— Begin SOURCE RECORDS —

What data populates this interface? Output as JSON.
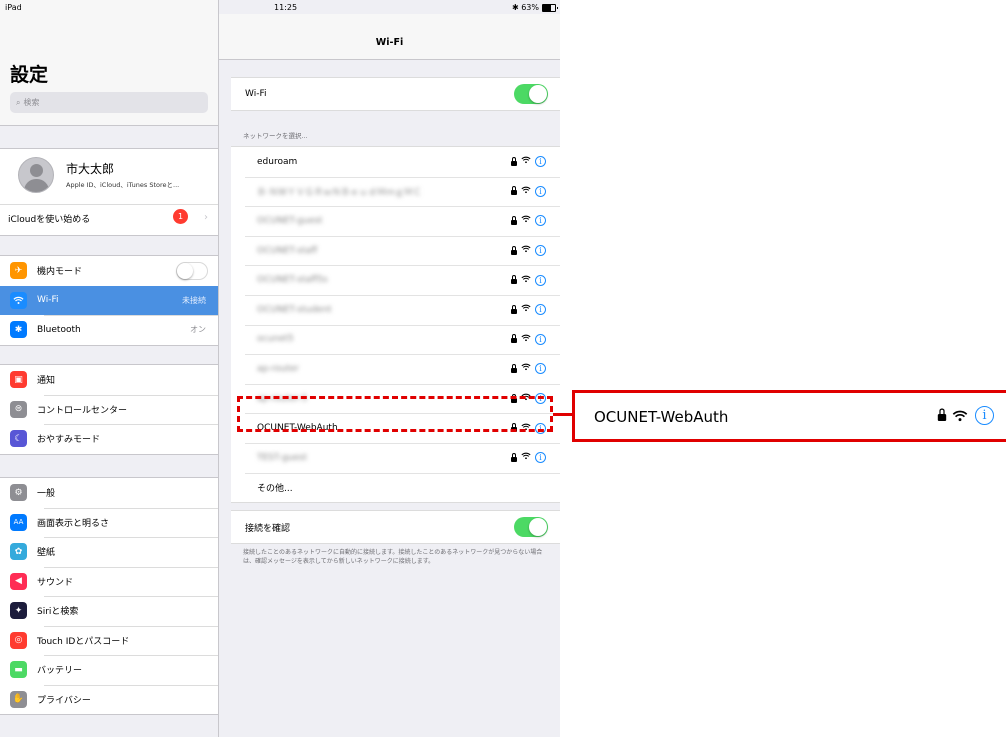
{
  "status_bar": {
    "device": "iPad",
    "time": "11:25",
    "bluetooth_battery": "✱ 63%"
  },
  "sidebar": {
    "title": "設定",
    "search_placeholder": "検索",
    "profile": {
      "name": "市大太郎",
      "subtitle": "Apple ID、iCloud、iTunes Storeと..."
    },
    "icloud": {
      "label": "iCloudを使い始める",
      "badge": "1"
    },
    "group1": [
      {
        "label": "機内モード",
        "icon": "airplane-icon",
        "color": "#ff9500"
      },
      {
        "label": "Wi-Fi",
        "value": "未接続",
        "icon": "wifi-icon",
        "color": "#1a8cff"
      },
      {
        "label": "Bluetooth",
        "value": "オン",
        "icon": "bluetooth-icon",
        "color": "#007aff"
      }
    ],
    "group2": [
      {
        "label": "通知",
        "icon": "notifications-icon",
        "color": "#ff3b30"
      },
      {
        "label": "コントロールセンター",
        "icon": "control-center-icon",
        "color": "#8e8e93"
      },
      {
        "label": "おやすみモード",
        "icon": "moon-icon",
        "color": "#5856d6"
      }
    ],
    "group3": [
      {
        "label": "一般",
        "icon": "gear-icon",
        "color": "#8e8e93"
      },
      {
        "label": "画面表示と明るさ",
        "icon": "display-icon",
        "color": "#007aff",
        "glyph": "AA"
      },
      {
        "label": "壁紙",
        "icon": "wallpaper-icon",
        "color": "#34aadc"
      },
      {
        "label": "サウンド",
        "icon": "speaker-icon",
        "color": "#ff2d55"
      },
      {
        "label": "Siriと検索",
        "icon": "siri-icon",
        "color": "#1c1c3c"
      },
      {
        "label": "Touch IDとパスコード",
        "icon": "fingerprint-icon",
        "color": "#ff3b30"
      },
      {
        "label": "バッテリー",
        "icon": "battery-icon",
        "color": "#4cd964"
      },
      {
        "label": "プライバシー",
        "icon": "hand-icon",
        "color": "#8e8e93"
      }
    ]
  },
  "wifi_page": {
    "nav_title": "Wi-Fi",
    "wifi_label": "Wi-Fi",
    "choose_network_label": "ネットワークを選択...",
    "networks": [
      {
        "ssid": "eduroam",
        "blurred": false
      },
      {
        "ssid": "Ｂ·ＮＷＹＶＧＲｗＮＢｅｕｄＭｍｇＭＣ",
        "blurred": true
      },
      {
        "ssid": "OCUNET-guest",
        "blurred": true
      },
      {
        "ssid": "OCUNET-staff",
        "blurred": true
      },
      {
        "ssid": "OCUNET-staff5s",
        "blurred": true
      },
      {
        "ssid": "OCUNET-student",
        "blurred": true
      },
      {
        "ssid": "ocunet5",
        "blurred": true
      },
      {
        "ssid": "ap-router",
        "blurred": true
      },
      {
        "ssid": "ap-router-5",
        "blurred": true
      },
      {
        "ssid": "OCUNET-WebAuth",
        "blurred": false
      },
      {
        "ssid": "TEST-guest",
        "blurred": true
      }
    ],
    "other_label": "その他...",
    "ask_to_join_label": "接続を確認",
    "ask_to_join_description": "接続したことのあるネットワークに自動的に接続します。接続したことのあるネットワークが見つからない場合は、確認メッセージを表示してから新しいネットワークに接続します。"
  },
  "callout": {
    "ssid": "OCUNET-WebAuth",
    "highlight_color": "#e00000"
  }
}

— End SOURCE RECORDS —

## WHAT THE TASK ASKS
Transcribe every entry word for word, but omit the pictures.

## SOLUTION TO THIS TASK
What data populates this interface? Output as JSON.
{
  "status_bar": {
    "device": "iPad",
    "time": "11:25",
    "bluetooth_battery": "✱ 63%"
  },
  "sidebar": {
    "title": "設定",
    "search_placeholder": "検索",
    "profile": {
      "name": "市大太郎",
      "subtitle": "Apple ID、iCloud、iTunes Storeと..."
    },
    "icloud": {
      "label": "iCloudを使い始める",
      "badge": "1"
    },
    "group1": [
      {
        "label": "機内モード",
        "icon": "airplane-icon",
        "color": "#ff9500"
      },
      {
        "label": "Wi-Fi",
        "value": "未接続",
        "icon": "wifi-icon",
        "color": "#1a8cff"
      },
      {
        "label": "Bluetooth",
        "value": "オン",
        "icon": "bluetooth-icon",
        "color": "#007aff"
      }
    ],
    "group2": [
      {
        "label": "通知",
        "icon": "notifications-icon",
        "color": "#ff3b30"
      },
      {
        "label": "コントロールセンター",
        "icon": "control-center-icon",
        "color": "#8e8e93"
      },
      {
        "label": "おやすみモード",
        "icon": "moon-icon",
        "color": "#5856d6"
      }
    ],
    "group3": [
      {
        "label": "一般",
        "icon": "gear-icon",
        "color": "#8e8e93"
      },
      {
        "label": "画面表示と明るさ",
        "icon": "display-icon",
        "color": "#007aff",
        "glyph": "AA"
      },
      {
        "label": "壁紙",
        "icon": "wallpaper-icon",
        "color": "#34aadc"
      },
      {
        "label": "サウンド",
        "icon": "speaker-icon",
        "color": "#ff2d55"
      },
      {
        "label": "Siriと検索",
        "icon": "siri-icon",
        "color": "#1c1c3c"
      },
      {
        "label": "Touch IDとパスコード",
        "icon": "fingerprint-icon",
        "color": "#ff3b30"
      },
      {
        "label": "バッテリー",
        "icon": "battery-icon",
        "color": "#4cd964"
      },
      {
        "label": "プライバシー",
        "icon": "hand-icon",
        "color": "#8e8e93"
      }
    ]
  },
  "wifi_page": {
    "nav_title": "Wi-Fi",
    "wifi_label": "Wi-Fi",
    "choose_network_label": "ネットワークを選択...",
    "networks": [
      {
        "ssid": "eduroam",
        "blurred": false
      },
      {
        "ssid": "Ｂ·ＮＷＹＶＧＲｗＮＢｅｕｄＭｍｇＭＣ",
        "blurred": true
      },
      {
        "ssid": "OCUNET-guest",
        "blurred": true
      },
      {
        "ssid": "OCUNET-staff",
        "blurred": true
      },
      {
        "ssid": "OCUNET-staff5s",
        "blurred": true
      },
      {
        "ssid": "OCUNET-student",
        "blurred": true
      },
      {
        "ssid": "ocunet5",
        "blurred": true
      },
      {
        "ssid": "ap-router",
        "blurred": true
      },
      {
        "ssid": "ap-router-5",
        "blurred": true
      },
      {
        "ssid": "OCUNET-WebAuth",
        "blurred": false
      },
      {
        "ssid": "TEST-guest",
        "blurred": true
      }
    ],
    "other_label": "その他...",
    "ask_to_join_label": "接続を確認",
    "ask_to_join_description": "接続したことのあるネットワークに自動的に接続します。接続したことのあるネットワークが見つからない場合は、確認メッセージを表示してから新しいネットワークに接続します。"
  },
  "callout": {
    "ssid": "OCUNET-WebAuth",
    "highlight_color": "#e00000"
  }
}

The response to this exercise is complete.